Always #LikeAGirl: Turning an Insult Into a Battle Cry

Always #LikeAGirl: Turning an Insult Into a Battle Cry

Ask a ten-year-old girl to run like a girl, and she’ll sprint with everything she has. Ask a teenager to do the same thing, and she’ll probably slow down, flail her arms, and laugh awkwardly. That observation — simple, devastating, and entirely true — became the foundation for one of the most powerful advertising campaigns of the decade.

Always, the feminine hygiene brand owned by Procter & Gamble, launched “#LikeAGirl” in June 2014. Created by Leo Burnett Chicago, the campaign reframed a phrase that had been used as an insult for generations and turned it into a declaration of female strength. The film won the Emmy for Outstanding Commercial in 2015, took Grand Prix at Cannes Lions, and sparked a global cultural conversation that extended far beyond anything a hygiene product brand might reasonably expect to own.

PROBLEMS TO SOLVE
**1.** In the #LikeAGirl article, which agency created the campaign?
**2.** Return the #LikeAGirl article word for word from "Ask a ten-year-old" to "of the decade.".
Rely only on the #LikeAGirl article for the answers.

LISTED RECORDS
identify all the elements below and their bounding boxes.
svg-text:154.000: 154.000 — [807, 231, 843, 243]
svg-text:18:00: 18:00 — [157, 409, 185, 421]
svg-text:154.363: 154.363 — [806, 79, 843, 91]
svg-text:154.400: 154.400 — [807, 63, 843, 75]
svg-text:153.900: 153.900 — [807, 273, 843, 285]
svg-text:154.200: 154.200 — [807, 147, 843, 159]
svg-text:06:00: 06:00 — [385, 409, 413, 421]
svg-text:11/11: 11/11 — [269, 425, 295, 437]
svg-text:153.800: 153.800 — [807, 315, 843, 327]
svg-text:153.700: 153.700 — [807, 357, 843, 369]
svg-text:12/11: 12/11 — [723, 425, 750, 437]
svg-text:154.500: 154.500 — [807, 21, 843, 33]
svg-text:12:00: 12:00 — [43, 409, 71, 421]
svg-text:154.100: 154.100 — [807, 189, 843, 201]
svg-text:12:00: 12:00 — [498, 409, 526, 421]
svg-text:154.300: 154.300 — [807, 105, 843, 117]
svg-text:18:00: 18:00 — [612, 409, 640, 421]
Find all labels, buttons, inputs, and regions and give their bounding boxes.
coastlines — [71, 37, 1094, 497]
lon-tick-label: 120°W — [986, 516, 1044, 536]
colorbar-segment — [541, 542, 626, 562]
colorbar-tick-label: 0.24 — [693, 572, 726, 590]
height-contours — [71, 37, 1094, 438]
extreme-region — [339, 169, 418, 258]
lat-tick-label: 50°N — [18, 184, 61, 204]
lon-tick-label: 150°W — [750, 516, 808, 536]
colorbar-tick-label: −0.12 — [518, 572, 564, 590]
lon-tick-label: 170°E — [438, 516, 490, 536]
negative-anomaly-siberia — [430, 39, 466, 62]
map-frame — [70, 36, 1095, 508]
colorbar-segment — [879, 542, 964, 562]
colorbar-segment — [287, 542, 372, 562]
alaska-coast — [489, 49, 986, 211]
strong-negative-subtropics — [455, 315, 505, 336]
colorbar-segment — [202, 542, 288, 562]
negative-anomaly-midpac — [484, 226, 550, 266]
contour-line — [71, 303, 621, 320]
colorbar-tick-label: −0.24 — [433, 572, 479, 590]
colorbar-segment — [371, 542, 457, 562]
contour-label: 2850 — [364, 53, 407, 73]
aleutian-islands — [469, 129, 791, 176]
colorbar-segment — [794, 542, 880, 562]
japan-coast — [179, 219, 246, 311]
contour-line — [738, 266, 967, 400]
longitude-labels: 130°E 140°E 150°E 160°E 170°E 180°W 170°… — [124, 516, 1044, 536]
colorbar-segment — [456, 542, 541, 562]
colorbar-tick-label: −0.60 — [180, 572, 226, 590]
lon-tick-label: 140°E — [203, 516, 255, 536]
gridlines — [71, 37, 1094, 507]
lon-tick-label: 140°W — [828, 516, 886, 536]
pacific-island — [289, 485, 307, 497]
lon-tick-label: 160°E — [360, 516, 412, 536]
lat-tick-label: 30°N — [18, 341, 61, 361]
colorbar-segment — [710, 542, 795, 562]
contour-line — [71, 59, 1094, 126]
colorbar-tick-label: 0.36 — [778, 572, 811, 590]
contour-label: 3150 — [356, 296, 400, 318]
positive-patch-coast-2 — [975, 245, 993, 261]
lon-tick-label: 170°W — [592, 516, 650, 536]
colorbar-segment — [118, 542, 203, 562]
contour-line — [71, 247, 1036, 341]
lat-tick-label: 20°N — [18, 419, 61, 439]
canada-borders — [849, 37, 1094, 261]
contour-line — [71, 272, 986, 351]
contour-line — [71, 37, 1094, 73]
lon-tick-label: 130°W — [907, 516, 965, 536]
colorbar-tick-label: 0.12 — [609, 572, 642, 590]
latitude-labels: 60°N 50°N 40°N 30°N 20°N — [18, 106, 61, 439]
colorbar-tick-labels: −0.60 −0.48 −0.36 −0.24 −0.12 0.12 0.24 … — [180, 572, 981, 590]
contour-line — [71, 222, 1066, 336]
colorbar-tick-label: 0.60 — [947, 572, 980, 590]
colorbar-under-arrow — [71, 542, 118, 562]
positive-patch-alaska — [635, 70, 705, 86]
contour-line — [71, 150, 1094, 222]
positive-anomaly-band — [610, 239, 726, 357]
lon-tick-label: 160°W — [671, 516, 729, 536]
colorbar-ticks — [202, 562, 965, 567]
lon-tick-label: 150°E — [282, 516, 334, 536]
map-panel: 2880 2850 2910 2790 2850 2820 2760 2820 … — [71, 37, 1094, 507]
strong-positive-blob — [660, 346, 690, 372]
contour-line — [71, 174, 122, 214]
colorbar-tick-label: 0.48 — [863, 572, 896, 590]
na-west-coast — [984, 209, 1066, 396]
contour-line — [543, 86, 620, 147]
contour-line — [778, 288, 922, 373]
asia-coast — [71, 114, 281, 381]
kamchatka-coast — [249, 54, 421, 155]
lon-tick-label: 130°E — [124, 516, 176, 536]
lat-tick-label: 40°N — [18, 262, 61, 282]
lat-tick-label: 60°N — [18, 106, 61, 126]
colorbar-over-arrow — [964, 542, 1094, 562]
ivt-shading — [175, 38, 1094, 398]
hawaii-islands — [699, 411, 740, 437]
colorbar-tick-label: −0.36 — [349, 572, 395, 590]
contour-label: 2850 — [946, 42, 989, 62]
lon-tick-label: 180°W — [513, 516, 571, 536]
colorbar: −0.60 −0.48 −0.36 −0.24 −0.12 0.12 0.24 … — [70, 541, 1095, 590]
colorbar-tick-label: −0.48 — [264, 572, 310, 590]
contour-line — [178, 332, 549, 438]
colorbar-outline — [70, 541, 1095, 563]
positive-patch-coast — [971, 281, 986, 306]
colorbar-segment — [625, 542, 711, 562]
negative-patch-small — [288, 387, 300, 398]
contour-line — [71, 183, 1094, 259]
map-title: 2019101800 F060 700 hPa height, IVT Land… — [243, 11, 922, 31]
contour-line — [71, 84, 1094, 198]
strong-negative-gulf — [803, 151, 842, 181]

TASK SOLUTIONS
**1.** Leo Burnett Chicago

**2.**
Ask a ten-year-old girl to run like a girl, and she’ll sprint with everything she has. Ask a teenager to do the same thing, and she’ll probably slow down, flail her arms, and laugh awkwardly. That observation — simple, devastating, and entirely true — became the foundation for one of the most powerful advertising campaigns of the decade.